[Stored data entries]

:::::

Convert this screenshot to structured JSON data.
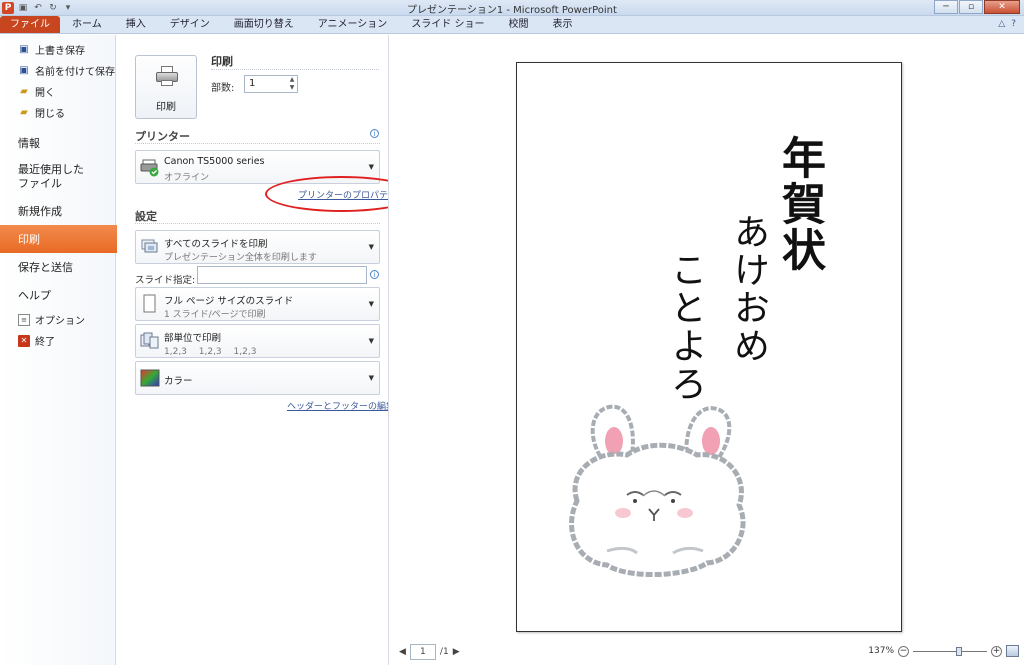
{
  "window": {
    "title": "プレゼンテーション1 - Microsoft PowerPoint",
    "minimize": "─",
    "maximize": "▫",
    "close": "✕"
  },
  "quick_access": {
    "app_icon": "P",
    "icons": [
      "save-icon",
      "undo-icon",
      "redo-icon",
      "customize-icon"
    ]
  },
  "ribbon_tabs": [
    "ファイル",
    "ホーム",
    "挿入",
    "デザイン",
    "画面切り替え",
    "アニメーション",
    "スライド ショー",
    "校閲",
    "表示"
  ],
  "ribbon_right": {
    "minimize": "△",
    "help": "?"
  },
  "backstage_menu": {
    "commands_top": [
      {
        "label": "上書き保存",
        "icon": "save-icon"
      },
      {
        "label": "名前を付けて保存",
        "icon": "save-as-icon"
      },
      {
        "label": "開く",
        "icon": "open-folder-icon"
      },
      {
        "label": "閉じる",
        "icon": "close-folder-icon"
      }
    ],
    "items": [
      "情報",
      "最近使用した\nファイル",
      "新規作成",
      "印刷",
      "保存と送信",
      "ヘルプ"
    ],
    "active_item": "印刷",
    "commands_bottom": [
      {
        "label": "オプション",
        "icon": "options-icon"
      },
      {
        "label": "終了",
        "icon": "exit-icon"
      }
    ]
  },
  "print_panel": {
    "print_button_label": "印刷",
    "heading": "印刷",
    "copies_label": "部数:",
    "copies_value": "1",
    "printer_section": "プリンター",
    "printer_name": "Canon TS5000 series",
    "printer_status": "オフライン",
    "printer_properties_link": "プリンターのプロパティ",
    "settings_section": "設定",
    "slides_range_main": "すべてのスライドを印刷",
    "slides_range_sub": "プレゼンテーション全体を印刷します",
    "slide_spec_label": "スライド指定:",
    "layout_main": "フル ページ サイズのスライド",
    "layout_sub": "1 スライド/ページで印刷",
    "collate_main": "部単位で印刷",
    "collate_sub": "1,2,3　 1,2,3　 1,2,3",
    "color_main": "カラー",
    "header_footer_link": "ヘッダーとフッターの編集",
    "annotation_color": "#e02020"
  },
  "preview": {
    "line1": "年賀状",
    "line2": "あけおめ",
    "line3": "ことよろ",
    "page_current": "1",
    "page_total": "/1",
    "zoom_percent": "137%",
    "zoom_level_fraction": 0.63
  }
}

:::::

◆ **TASK**:
Quote every record above exactly, leaving out the pictures.

◆ **FINAL ANSWER**:
Convert this screenshot to structured JSON data.
{
  "window": {
    "title": "プレゼンテーション1 - Microsoft PowerPoint",
    "minimize": "─",
    "maximize": "▫",
    "close": "✕"
  },
  "quick_access": {
    "app_icon": "P",
    "icons": [
      "save-icon",
      "undo-icon",
      "redo-icon",
      "customize-icon"
    ]
  },
  "ribbon_tabs": [
    "ファイル",
    "ホーム",
    "挿入",
    "デザイン",
    "画面切り替え",
    "アニメーション",
    "スライド ショー",
    "校閲",
    "表示"
  ],
  "ribbon_right": {
    "minimize": "△",
    "help": "?"
  },
  "backstage_menu": {
    "commands_top": [
      {
        "label": "上書き保存",
        "icon": "save-icon"
      },
      {
        "label": "名前を付けて保存",
        "icon": "save-as-icon"
      },
      {
        "label": "開く",
        "icon": "open-folder-icon"
      },
      {
        "label": "閉じる",
        "icon": "close-folder-icon"
      }
    ],
    "items": [
      "情報",
      "最近使用した\nファイル",
      "新規作成",
      "印刷",
      "保存と送信",
      "ヘルプ"
    ],
    "active_item": "印刷",
    "commands_bottom": [
      {
        "label": "オプション",
        "icon": "options-icon"
      },
      {
        "label": "終了",
        "icon": "exit-icon"
      }
    ]
  },
  "print_panel": {
    "print_button_label": "印刷",
    "heading": "印刷",
    "copies_label": "部数:",
    "copies_value": "1",
    "printer_section": "プリンター",
    "printer_name": "Canon TS5000 series",
    "printer_status": "オフライン",
    "printer_properties_link": "プリンターのプロパティ",
    "settings_section": "設定",
    "slides_range_main": "すべてのスライドを印刷",
    "slides_range_sub": "プレゼンテーション全体を印刷します",
    "slide_spec_label": "スライド指定:",
    "layout_main": "フル ページ サイズのスライド",
    "layout_sub": "1 スライド/ページで印刷",
    "collate_main": "部単位で印刷",
    "collate_sub": "1,2,3　 1,2,3　 1,2,3",
    "color_main": "カラー",
    "header_footer_link": "ヘッダーとフッターの編集",
    "annotation_color": "#e02020"
  },
  "preview": {
    "line1": "年賀状",
    "line2": "あけおめ",
    "line3": "ことよろ",
    "page_current": "1",
    "page_total": "/1",
    "zoom_percent": "137%",
    "zoom_level_fraction": 0.63
  }
}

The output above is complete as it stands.